[START OF Input]
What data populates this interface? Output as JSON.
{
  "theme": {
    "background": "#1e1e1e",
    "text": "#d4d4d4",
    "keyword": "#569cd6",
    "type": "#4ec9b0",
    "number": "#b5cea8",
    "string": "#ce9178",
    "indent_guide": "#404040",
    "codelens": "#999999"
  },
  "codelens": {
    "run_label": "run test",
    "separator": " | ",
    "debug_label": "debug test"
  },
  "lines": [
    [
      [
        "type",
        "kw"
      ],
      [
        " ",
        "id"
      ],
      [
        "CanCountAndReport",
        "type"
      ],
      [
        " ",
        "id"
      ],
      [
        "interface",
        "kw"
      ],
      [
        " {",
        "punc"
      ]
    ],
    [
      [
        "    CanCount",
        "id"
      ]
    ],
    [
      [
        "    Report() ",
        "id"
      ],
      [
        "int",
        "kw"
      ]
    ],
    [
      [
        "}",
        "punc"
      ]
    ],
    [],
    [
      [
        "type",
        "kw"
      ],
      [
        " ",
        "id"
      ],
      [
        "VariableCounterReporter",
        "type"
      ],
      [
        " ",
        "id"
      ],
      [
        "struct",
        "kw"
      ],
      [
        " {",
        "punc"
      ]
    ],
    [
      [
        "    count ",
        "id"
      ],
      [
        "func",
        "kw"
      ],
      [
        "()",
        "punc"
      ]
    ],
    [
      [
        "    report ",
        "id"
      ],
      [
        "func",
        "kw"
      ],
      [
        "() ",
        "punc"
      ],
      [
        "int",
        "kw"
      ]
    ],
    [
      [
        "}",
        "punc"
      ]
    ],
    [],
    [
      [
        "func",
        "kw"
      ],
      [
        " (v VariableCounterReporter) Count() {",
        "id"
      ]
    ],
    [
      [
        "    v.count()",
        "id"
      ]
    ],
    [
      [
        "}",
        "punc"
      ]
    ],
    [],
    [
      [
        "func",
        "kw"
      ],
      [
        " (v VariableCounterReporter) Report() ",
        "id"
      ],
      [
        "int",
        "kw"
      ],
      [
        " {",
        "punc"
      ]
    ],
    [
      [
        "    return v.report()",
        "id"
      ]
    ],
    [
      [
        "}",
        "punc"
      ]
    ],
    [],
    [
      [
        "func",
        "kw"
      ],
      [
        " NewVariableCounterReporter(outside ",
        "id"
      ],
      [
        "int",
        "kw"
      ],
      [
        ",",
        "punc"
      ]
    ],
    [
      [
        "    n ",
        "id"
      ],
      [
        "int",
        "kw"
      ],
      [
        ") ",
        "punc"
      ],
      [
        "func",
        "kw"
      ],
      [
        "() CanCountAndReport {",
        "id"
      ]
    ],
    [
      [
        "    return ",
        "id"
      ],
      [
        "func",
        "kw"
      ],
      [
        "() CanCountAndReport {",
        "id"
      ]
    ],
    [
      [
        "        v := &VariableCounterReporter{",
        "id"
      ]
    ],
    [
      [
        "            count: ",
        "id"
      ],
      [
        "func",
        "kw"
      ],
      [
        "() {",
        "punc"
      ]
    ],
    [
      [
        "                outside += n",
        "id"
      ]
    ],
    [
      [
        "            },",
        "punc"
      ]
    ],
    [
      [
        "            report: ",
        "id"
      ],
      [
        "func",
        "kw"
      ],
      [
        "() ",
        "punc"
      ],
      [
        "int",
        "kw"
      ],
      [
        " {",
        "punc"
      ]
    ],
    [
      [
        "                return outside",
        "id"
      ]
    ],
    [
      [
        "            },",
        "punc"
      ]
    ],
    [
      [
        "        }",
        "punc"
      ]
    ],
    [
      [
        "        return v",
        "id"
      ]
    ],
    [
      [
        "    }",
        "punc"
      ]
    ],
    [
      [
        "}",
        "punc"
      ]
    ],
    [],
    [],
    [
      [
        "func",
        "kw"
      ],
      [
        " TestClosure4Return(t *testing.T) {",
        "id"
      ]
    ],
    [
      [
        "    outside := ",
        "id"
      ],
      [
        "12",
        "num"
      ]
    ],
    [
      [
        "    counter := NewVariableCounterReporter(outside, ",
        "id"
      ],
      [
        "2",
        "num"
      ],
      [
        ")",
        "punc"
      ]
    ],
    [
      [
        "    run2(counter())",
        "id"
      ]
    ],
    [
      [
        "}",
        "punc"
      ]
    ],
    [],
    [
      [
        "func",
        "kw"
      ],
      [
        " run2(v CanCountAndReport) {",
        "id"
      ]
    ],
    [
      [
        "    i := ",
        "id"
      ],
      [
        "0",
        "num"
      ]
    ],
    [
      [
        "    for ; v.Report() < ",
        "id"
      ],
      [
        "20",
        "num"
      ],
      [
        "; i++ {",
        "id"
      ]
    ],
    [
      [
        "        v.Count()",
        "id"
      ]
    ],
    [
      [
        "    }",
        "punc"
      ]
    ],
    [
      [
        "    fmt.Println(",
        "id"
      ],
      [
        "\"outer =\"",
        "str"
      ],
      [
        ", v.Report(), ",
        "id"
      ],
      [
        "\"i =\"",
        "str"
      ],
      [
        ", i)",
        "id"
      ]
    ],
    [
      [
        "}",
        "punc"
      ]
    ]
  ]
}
[END OF Input]
Work instructions :: Recopy the entries above exactly, with every line included.

The result ::
What data populates this interface? Output as JSON.
{
  "theme": {
    "background": "#1e1e1e",
    "text": "#d4d4d4",
    "keyword": "#569cd6",
    "type": "#4ec9b0",
    "number": "#b5cea8",
    "string": "#ce9178",
    "indent_guide": "#404040",
    "codelens": "#999999"
  },
  "codelens": {
    "run_label": "run test",
    "separator": " | ",
    "debug_label": "debug test"
  },
  "lines": [
    [
      [
        "type",
        "kw"
      ],
      [
        " ",
        "id"
      ],
      [
        "CanCountAndReport",
        "type"
      ],
      [
        " ",
        "id"
      ],
      [
        "interface",
        "kw"
      ],
      [
        " {",
        "punc"
      ]
    ],
    [
      [
        "    CanCount",
        "id"
      ]
    ],
    [
      [
        "    Report() ",
        "id"
      ],
      [
        "int",
        "kw"
      ]
    ],
    [
      [
        "}",
        "punc"
      ]
    ],
    [],
    [
      [
        "type",
        "kw"
      ],
      [
        " ",
        "id"
      ],
      [
        "VariableCounterReporter",
        "type"
      ],
      [
        " ",
        "id"
      ],
      [
        "struct",
        "kw"
      ],
      [
        " {",
        "punc"
      ]
    ],
    [
      [
        "    count ",
        "id"
      ],
      [
        "func",
        "kw"
      ],
      [
        "()",
        "punc"
      ]
    ],
    [
      [
        "    report ",
        "id"
      ],
      [
        "func",
        "kw"
      ],
      [
        "() ",
        "punc"
      ],
      [
        "int",
        "kw"
      ]
    ],
    [
      [
        "}",
        "punc"
      ]
    ],
    [],
    [
      [
        "func",
        "kw"
      ],
      [
        " (v VariableCounterReporter) Count() {",
        "id"
      ]
    ],
    [
      [
        "    v.count()",
        "id"
      ]
    ],
    [
      [
        "}",
        "punc"
      ]
    ],
    [],
    [
      [
        "func",
        "kw"
      ],
      [
        " (v VariableCounterReporter) Report() ",
        "id"
      ],
      [
        "int",
        "kw"
      ],
      [
        " {",
        "punc"
      ]
    ],
    [
      [
        "    return v.report()",
        "id"
      ]
    ],
    [
      [
        "}",
        "punc"
      ]
    ],
    [],
    [
      [
        "func",
        "kw"
      ],
      [
        " NewVariableCounterReporter(outside ",
        "id"
      ],
      [
        "int",
        "kw"
      ],
      [
        ",",
        "punc"
      ]
    ],
    [
      [
        "    n ",
        "id"
      ],
      [
        "int",
        "kw"
      ],
      [
        ") ",
        "punc"
      ],
      [
        "func",
        "kw"
      ],
      [
        "() CanCountAndReport {",
        "id"
      ]
    ],
    [
      [
        "    return ",
        "id"
      ],
      [
        "func",
        "kw"
      ],
      [
        "() CanCountAndReport {",
        "id"
      ]
    ],
    [
      [
        "        v := &VariableCounterReporter{",
        "id"
      ]
    ],
    [
      [
        "            count: ",
        "id"
      ],
      [
        "func",
        "kw"
      ],
      [
        "() {",
        "punc"
      ]
    ],
    [
      [
        "                outside += n",
        "id"
      ]
    ],
    [
      [
        "            },",
        "punc"
      ]
    ],
    [
      [
        "            report: ",
        "id"
      ],
      [
        "func",
        "kw"
      ],
      [
        "() ",
        "punc"
      ],
      [
        "int",
        "kw"
      ],
      [
        " {",
        "punc"
      ]
    ],
    [
      [
        "                return outside",
        "id"
      ]
    ],
    [
      [
        "            },",
        "punc"
      ]
    ],
    [
      [
        "        }",
        "punc"
      ]
    ],
    [
      [
        "        return v",
        "id"
      ]
    ],
    [
      [
        "    }",
        "punc"
      ]
    ],
    [
      [
        "}",
        "punc"
      ]
    ],
    [],
    [],
    [
      [
        "func",
        "kw"
      ],
      [
        " TestClosure4Return(t *testing.T) {",
        "id"
      ]
    ],
    [
      [
        "    outside := ",
        "id"
      ],
      [
        "12",
        "num"
      ]
    ],
    [
      [
        "    counter := NewVariableCounterReporter(outside, ",
        "id"
      ],
      [
        "2",
        "num"
      ],
      [
        ")",
        "punc"
      ]
    ],
    [
      [
        "    run2(counter())",
        "id"
      ]
    ],
    [
      [
        "}",
        "punc"
      ]
    ],
    [],
    [
      [
        "func",
        "kw"
      ],
      [
        " run2(v CanCountAndReport) {",
        "id"
      ]
    ],
    [
      [
        "    i := ",
        "id"
      ],
      [
        "0",
        "num"
      ]
    ],
    [
      [
        "    for ; v.Report() < ",
        "id"
      ],
      [
        "20",
        "num"
      ],
      [
        "; i++ {",
        "id"
      ]
    ],
    [
      [
        "        v.Count()",
        "id"
      ]
    ],
    [
      [
        "    }",
        "punc"
      ]
    ],
    [
      [
        "    fmt.Println(",
        "id"
      ],
      [
        "\"outer =\"",
        "str"
      ],
      [
        ", v.Report(), ",
        "id"
      ],
      [
        "\"i =\"",
        "str"
      ],
      [
        ", i)",
        "id"
      ]
    ],
    [
      [
        "}",
        "punc"
      ]
    ]
  ]
}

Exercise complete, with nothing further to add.